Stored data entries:
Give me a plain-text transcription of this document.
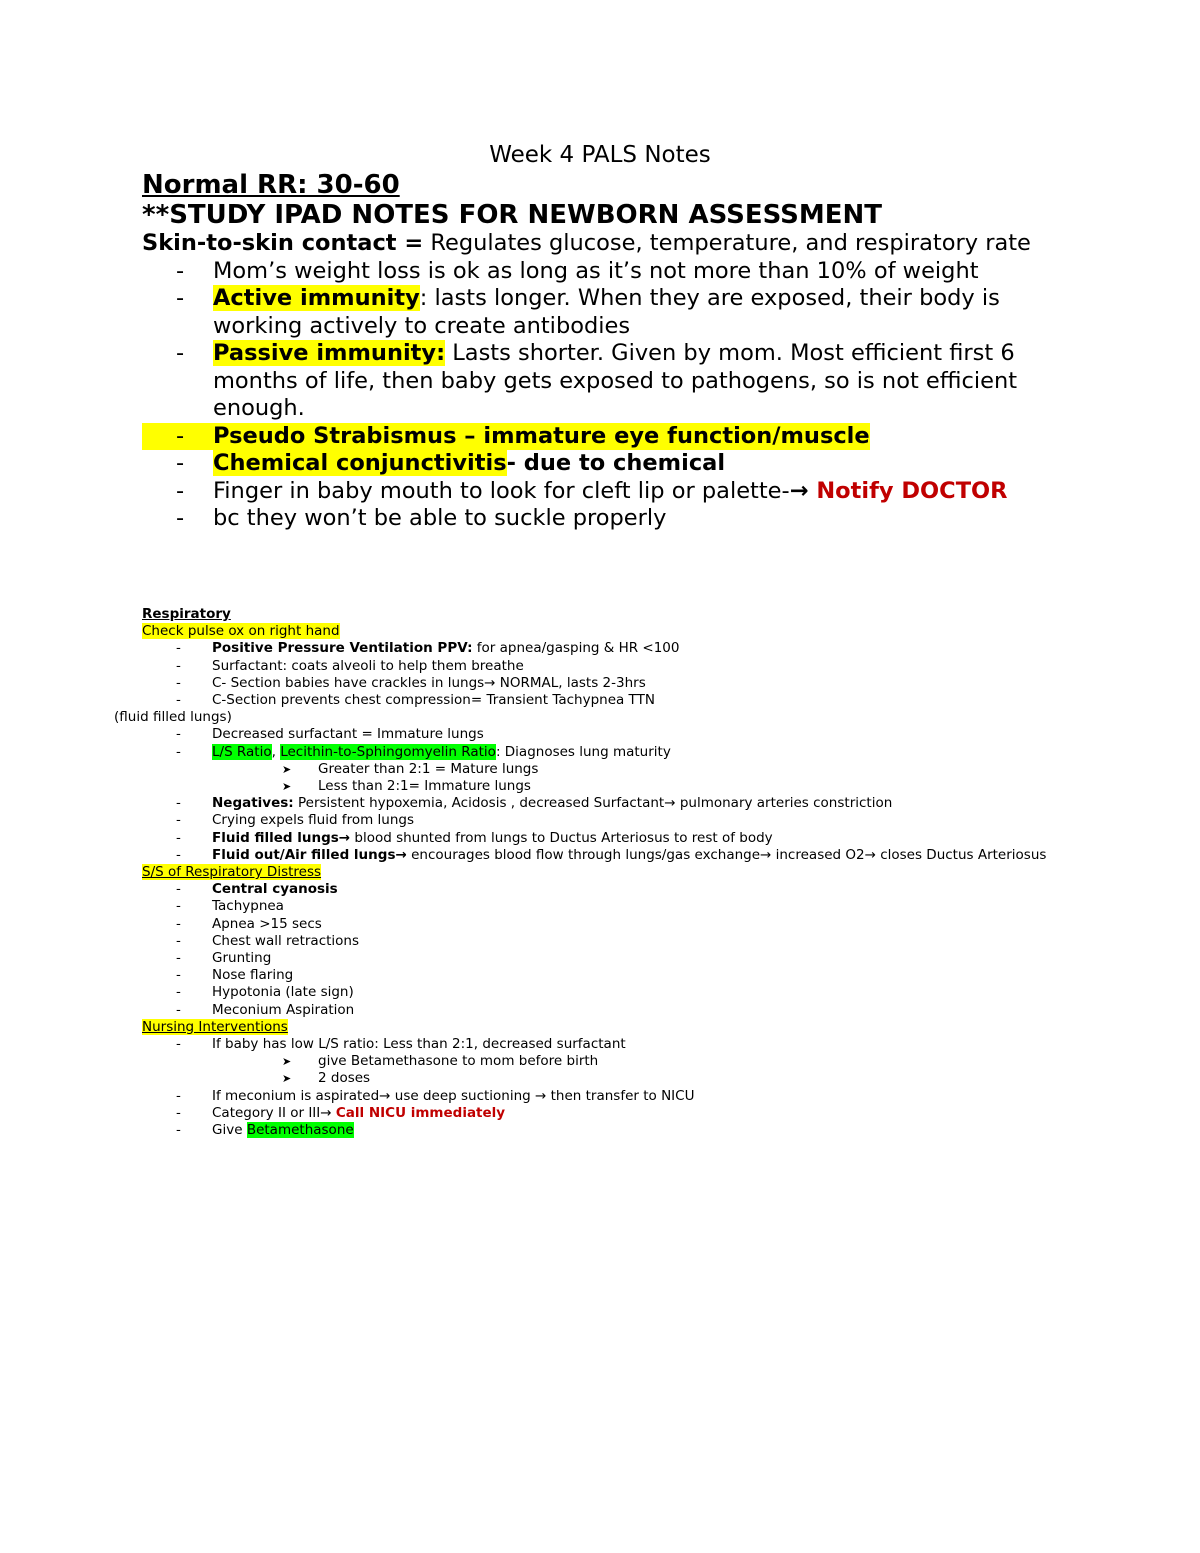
Week 4 PALS Notes
Normal RR: 30-60
**STUDY IPAD NOTES FOR NEWBORN ASSESSMENT
Skin-to-skin contact = Regulates glucose, temperature, and respiratory rate
- Mom’s weight loss is ok as long as it’s not more than 10% of weight
- Active immunity: lasts longer. When they are exposed, their body is working actively to create antibodies
- Passive immunity: Lasts shorter. Given by mom. Most efficient first 6 months of life, then baby gets exposed to pathogens, so is not efficient enough.
- Pseudo Strabismus – immature eye function/muscle
- Chemical conjunctivitis- due to chemical
- Finger in baby mouth to look for cleft lip or palette-→ Notify DOCTOR
- bc they won’t be able to suckle properly
Respiratory
Check pulse ox on right hand
- Positive Pressure Ventilation PPV: for apnea/gasping & HR <100
- Surfactant: coats alveoli to help them breathe
- C- Section babies have crackles in lungs→ NORMAL, lasts 2-3hrs
- C-Section prevents chest compression= Transient Tachypnea TTN
(fluid filled lungs)
- Decreased surfactant = Immature lungs
- L/S Ratio, Lecithin-to-Sphingomyelin Ratio: Diagnoses lung maturity
➤ Greater than 2:1 = Mature lungs
➤ Less than 2:1= Immature lungs
- Negatives: Persistent hypoxemia, Acidosis , decreased Surfactant→ pulmonary arteries constriction
- Crying expels fluid from lungs
- Fluid filled lungs→ blood shunted from lungs to Ductus Arteriosus to rest of body
- Fluid out/Air filled lungs→ encourages blood flow through lungs/gas exchange→ increased O2→ closes Ductus Arteriosus
S/S of Respiratory Distress
- Central cyanosis
- Tachypnea
- Apnea >15 secs
- Chest wall retractions
- Grunting
- Nose flaring
- Hypotonia (late sign)
- Meconium Aspiration
Nursing Interventions
- If baby has low L/S ratio: Less than 2:1, decreased surfactant
➤ give Betamethasone to mom before birth
➤ 2 doses
- If meconium is aspirated→ use deep suctioning → then transfer to NICU
- Category II or III→ Call NICU immediately
- Give Betamethasone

What you need to do:
Repeat each of the records exactly as written, except for the pictures, which are to be left out.

Written reply:
Give me a plain-text transcription of this document.
Week 4 PALS Notes
Normal RR: 30-60
**STUDY IPAD NOTES FOR NEWBORN ASSESSMENT
Skin-to-skin contact = Regulates glucose, temperature, and respiratory rate
- Mom’s weight loss is ok as long as it’s not more than 10% of weight
- Active immunity: lasts longer. When they are exposed, their body is working actively to create antibodies
- Passive immunity: Lasts shorter. Given by mom. Most efficient first 6 months of life, then baby gets exposed to pathogens, so is not efficient enough.
- Pseudo Strabismus – immature eye function/muscle
- Chemical conjunctivitis- due to chemical
- Finger in baby mouth to look for cleft lip or palette-→ Notify DOCTOR
- bc they won’t be able to suckle properly
Respiratory
Check pulse ox on right hand
- Positive Pressure Ventilation PPV: for apnea/gasping & HR <100
- Surfactant: coats alveoli to help them breathe
- C- Section babies have crackles in lungs→ NORMAL, lasts 2-3hrs
- C-Section prevents chest compression= Transient Tachypnea TTN
(fluid filled lungs)
- Decreased surfactant = Immature lungs
- L/S Ratio, Lecithin-to-Sphingomyelin Ratio: Diagnoses lung maturity
➤ Greater than 2:1 = Mature lungs
➤ Less than 2:1= Immature lungs
- Negatives: Persistent hypoxemia, Acidosis , decreased Surfactant→ pulmonary arteries constriction
- Crying expels fluid from lungs
- Fluid filled lungs→ blood shunted from lungs to Ductus Arteriosus to rest of body
- Fluid out/Air filled lungs→ encourages blood flow through lungs/gas exchange→ increased O2→ closes Ductus Arteriosus
S/S of Respiratory Distress
- Central cyanosis
- Tachypnea
- Apnea >15 secs
- Chest wall retractions
- Grunting
- Nose flaring
- Hypotonia (late sign)
- Meconium Aspiration
Nursing Interventions
- If baby has low L/S ratio: Less than 2:1, decreased surfactant
➤ give Betamethasone to mom before birth
➤ 2 doses
- If meconium is aspirated→ use deep suctioning → then transfer to NICU
- Category II or III→ Call NICU immediately
- Give Betamethasone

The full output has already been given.